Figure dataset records
######

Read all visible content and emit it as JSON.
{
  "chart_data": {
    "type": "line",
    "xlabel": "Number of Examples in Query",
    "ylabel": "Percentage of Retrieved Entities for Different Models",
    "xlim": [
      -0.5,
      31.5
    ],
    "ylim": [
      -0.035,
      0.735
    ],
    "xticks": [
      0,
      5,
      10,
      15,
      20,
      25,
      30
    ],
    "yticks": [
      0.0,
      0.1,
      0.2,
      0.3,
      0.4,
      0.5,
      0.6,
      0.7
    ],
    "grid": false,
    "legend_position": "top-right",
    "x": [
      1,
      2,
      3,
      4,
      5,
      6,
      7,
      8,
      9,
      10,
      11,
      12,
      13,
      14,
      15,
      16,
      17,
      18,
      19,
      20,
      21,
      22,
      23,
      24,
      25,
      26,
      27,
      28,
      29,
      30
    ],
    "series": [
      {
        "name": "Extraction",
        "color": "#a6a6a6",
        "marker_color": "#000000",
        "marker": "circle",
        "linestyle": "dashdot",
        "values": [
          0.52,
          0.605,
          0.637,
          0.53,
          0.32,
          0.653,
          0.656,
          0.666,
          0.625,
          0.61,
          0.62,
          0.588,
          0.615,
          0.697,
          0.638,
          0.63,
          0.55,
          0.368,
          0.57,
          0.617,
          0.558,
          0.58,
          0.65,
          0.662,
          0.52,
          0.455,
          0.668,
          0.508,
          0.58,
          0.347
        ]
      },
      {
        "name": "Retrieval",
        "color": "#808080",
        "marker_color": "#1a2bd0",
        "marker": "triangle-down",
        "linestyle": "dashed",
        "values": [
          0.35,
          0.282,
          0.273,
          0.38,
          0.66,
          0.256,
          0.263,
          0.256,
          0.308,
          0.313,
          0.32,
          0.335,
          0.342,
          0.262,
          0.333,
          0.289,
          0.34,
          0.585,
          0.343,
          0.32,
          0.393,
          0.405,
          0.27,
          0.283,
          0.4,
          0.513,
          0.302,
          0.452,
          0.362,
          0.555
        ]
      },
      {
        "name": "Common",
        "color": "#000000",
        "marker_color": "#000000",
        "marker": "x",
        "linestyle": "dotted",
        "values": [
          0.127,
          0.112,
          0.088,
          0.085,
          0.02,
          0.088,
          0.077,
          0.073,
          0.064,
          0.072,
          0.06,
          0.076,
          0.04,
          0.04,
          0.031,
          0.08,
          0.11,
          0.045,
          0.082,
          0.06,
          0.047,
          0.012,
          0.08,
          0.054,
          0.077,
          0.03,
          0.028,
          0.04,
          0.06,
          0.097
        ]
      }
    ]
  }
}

######

WHAT THE TASK REQUIRES:
Extract the complete set of records unchanged.

RESPONSE TO THE TASK:
Read all visible content and emit it as JSON.
{
  "chart_data": {
    "type": "line",
    "xlabel": "Number of Examples in Query",
    "ylabel": "Percentage of Retrieved Entities for Different Models",
    "xlim": [
      -0.5,
      31.5
    ],
    "ylim": [
      -0.035,
      0.735
    ],
    "xticks": [
      0,
      5,
      10,
      15,
      20,
      25,
      30
    ],
    "yticks": [
      0.0,
      0.1,
      0.2,
      0.3,
      0.4,
      0.5,
      0.6,
      0.7
    ],
    "grid": false,
    "legend_position": "top-right",
    "x": [
      1,
      2,
      3,
      4,
      5,
      6,
      7,
      8,
      9,
      10,
      11,
      12,
      13,
      14,
      15,
      16,
      17,
      18,
      19,
      20,
      21,
      22,
      23,
      24,
      25,
      26,
      27,
      28,
      29,
      30
    ],
    "series": [
      {
        "name": "Extraction",
        "color": "#a6a6a6",
        "marker_color": "#000000",
        "marker": "circle",
        "linestyle": "dashdot",
        "values": [
          0.52,
          0.605,
          0.637,
          0.53,
          0.32,
          0.653,
          0.656,
          0.666,
          0.625,
          0.61,
          0.62,
          0.588,
          0.615,
          0.697,
          0.638,
          0.63,
          0.55,
          0.368,
          0.57,
          0.617,
          0.558,
          0.58,
          0.65,
          0.662,
          0.52,
          0.455,
          0.668,
          0.508,
          0.58,
          0.347
        ]
      },
      {
        "name": "Retrieval",
        "color": "#808080",
        "marker_color": "#1a2bd0",
        "marker": "triangle-down",
        "linestyle": "dashed",
        "values": [
          0.35,
          0.282,
          0.273,
          0.38,
          0.66,
          0.256,
          0.263,
          0.256,
          0.308,
          0.313,
          0.32,
          0.335,
          0.342,
          0.262,
          0.333,
          0.289,
          0.34,
          0.585,
          0.343,
          0.32,
          0.393,
          0.405,
          0.27,
          0.283,
          0.4,
          0.513,
          0.302,
          0.452,
          0.362,
          0.555
        ]
      },
      {
        "name": "Common",
        "color": "#000000",
        "marker_color": "#000000",
        "marker": "x",
        "linestyle": "dotted",
        "values": [
          0.127,
          0.112,
          0.088,
          0.085,
          0.02,
          0.088,
          0.077,
          0.073,
          0.064,
          0.072,
          0.06,
          0.076,
          0.04,
          0.04,
          0.031,
          0.08,
          0.11,
          0.045,
          0.082,
          0.06,
          0.047,
          0.012,
          0.08,
          0.054,
          0.077,
          0.03,
          0.028,
          0.04,
          0.06,
          0.097
        ]
      }
    ]
  }
}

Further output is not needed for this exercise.